**Given task**
Pick every line with "thinking" from the material below.

**Listed records**
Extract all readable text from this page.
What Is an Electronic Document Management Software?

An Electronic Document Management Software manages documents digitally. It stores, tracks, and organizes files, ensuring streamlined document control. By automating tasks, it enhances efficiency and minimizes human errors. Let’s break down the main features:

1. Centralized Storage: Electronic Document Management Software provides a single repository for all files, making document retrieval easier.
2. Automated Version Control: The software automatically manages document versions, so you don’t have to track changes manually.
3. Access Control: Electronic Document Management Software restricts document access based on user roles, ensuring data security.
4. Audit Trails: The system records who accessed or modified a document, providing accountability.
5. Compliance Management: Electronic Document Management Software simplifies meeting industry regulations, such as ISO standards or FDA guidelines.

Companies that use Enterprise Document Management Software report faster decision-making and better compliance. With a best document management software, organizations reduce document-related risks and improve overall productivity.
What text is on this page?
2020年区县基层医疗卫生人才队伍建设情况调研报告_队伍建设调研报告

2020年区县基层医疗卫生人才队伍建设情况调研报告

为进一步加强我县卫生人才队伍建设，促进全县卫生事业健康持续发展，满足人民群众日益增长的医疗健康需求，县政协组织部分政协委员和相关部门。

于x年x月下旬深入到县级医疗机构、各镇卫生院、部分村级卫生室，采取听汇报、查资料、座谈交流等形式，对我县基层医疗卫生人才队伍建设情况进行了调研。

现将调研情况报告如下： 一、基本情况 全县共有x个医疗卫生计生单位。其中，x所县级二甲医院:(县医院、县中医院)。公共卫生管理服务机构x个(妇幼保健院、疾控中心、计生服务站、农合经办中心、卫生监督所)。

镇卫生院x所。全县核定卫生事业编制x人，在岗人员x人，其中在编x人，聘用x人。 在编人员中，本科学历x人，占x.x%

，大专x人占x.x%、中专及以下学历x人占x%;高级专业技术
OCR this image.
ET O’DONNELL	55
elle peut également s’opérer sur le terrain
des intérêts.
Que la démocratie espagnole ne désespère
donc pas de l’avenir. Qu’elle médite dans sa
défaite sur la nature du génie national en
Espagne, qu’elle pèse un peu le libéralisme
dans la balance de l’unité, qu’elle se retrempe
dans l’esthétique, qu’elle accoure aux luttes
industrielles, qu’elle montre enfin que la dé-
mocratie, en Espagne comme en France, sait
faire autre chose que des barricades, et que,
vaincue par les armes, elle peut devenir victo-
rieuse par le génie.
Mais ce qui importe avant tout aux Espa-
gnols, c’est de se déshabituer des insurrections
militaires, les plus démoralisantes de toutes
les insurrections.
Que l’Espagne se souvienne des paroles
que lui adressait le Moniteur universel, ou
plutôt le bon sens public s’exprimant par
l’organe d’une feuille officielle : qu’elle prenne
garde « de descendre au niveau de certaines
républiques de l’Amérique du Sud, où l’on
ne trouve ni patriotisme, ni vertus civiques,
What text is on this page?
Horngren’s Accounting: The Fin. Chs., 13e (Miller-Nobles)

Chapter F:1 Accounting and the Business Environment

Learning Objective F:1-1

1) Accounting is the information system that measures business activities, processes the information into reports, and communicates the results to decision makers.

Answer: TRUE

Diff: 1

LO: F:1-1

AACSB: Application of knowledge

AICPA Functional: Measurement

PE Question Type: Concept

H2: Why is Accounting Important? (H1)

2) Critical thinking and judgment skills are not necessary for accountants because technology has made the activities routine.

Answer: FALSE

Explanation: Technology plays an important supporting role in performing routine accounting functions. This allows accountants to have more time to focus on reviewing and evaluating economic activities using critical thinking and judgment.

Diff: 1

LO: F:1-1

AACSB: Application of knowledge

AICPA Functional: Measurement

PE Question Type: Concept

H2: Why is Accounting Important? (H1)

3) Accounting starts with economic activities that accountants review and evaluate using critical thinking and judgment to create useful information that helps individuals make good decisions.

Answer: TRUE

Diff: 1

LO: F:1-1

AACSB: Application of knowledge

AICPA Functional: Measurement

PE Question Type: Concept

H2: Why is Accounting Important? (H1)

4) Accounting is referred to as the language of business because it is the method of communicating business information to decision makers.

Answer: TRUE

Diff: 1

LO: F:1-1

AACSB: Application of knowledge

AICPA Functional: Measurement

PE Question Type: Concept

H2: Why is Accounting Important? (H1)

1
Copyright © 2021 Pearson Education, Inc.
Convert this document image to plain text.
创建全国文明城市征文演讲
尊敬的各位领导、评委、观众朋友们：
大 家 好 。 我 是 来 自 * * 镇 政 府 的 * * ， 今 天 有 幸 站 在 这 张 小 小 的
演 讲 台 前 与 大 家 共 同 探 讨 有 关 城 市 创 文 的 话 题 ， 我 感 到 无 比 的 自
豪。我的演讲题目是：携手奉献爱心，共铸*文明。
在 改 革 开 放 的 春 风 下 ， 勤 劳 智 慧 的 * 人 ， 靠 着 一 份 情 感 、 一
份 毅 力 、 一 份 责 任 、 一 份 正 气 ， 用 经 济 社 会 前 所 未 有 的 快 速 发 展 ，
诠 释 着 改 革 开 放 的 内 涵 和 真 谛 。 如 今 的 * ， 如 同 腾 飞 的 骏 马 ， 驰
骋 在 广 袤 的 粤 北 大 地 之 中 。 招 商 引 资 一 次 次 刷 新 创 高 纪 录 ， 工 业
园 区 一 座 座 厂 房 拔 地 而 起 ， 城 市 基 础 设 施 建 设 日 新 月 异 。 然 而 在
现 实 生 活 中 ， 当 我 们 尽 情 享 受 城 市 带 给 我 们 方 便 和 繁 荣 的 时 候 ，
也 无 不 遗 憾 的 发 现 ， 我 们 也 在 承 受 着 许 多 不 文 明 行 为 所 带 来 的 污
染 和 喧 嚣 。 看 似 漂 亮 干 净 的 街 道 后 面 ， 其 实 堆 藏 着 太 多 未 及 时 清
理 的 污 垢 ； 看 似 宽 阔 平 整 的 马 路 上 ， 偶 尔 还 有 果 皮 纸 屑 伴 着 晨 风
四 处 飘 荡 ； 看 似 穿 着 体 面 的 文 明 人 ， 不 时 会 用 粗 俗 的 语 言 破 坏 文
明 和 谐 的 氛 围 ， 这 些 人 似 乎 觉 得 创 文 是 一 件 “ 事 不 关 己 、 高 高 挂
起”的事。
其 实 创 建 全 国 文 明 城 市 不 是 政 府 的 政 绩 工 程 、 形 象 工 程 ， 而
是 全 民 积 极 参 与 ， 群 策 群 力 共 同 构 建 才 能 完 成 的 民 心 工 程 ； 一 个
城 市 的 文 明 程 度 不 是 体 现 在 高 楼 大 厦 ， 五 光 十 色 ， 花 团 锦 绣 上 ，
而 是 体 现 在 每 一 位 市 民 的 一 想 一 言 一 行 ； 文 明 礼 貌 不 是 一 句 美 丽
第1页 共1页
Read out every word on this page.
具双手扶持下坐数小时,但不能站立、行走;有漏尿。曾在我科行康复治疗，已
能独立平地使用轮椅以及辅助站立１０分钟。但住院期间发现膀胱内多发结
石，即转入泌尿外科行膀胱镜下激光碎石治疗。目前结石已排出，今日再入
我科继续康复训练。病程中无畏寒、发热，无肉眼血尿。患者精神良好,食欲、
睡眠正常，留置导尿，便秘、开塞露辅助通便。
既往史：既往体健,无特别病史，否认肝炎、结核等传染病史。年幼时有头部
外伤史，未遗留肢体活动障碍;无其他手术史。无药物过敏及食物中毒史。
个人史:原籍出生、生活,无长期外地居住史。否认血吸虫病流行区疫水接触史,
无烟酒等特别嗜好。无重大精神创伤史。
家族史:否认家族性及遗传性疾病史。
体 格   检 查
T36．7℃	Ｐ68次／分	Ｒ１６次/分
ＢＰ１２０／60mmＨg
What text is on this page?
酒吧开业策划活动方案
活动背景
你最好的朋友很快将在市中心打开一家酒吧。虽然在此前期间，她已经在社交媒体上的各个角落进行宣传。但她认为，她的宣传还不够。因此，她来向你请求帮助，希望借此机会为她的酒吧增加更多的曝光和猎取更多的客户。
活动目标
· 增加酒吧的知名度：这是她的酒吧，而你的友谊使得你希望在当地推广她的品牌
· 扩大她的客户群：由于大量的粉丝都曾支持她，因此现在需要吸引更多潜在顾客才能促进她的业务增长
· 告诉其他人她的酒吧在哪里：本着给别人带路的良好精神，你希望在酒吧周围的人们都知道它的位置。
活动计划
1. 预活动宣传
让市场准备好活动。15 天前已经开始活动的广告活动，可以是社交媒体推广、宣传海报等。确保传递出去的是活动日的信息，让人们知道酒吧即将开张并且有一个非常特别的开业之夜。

**Result for this task**
2) Critical thinking and judgment skills are not necessary for accountants because technology has made the activities routine.
Explanation: Technology plays an important supporting role in performing routine accounting functions. This allows accountants to have more time to focus on reviewing and evaluating economic activities using critical thinking and judgment.
3) Accounting starts with economic activities that accountants review and evaluate using critical thinking and judgment to create useful information that helps individuals make good decisions.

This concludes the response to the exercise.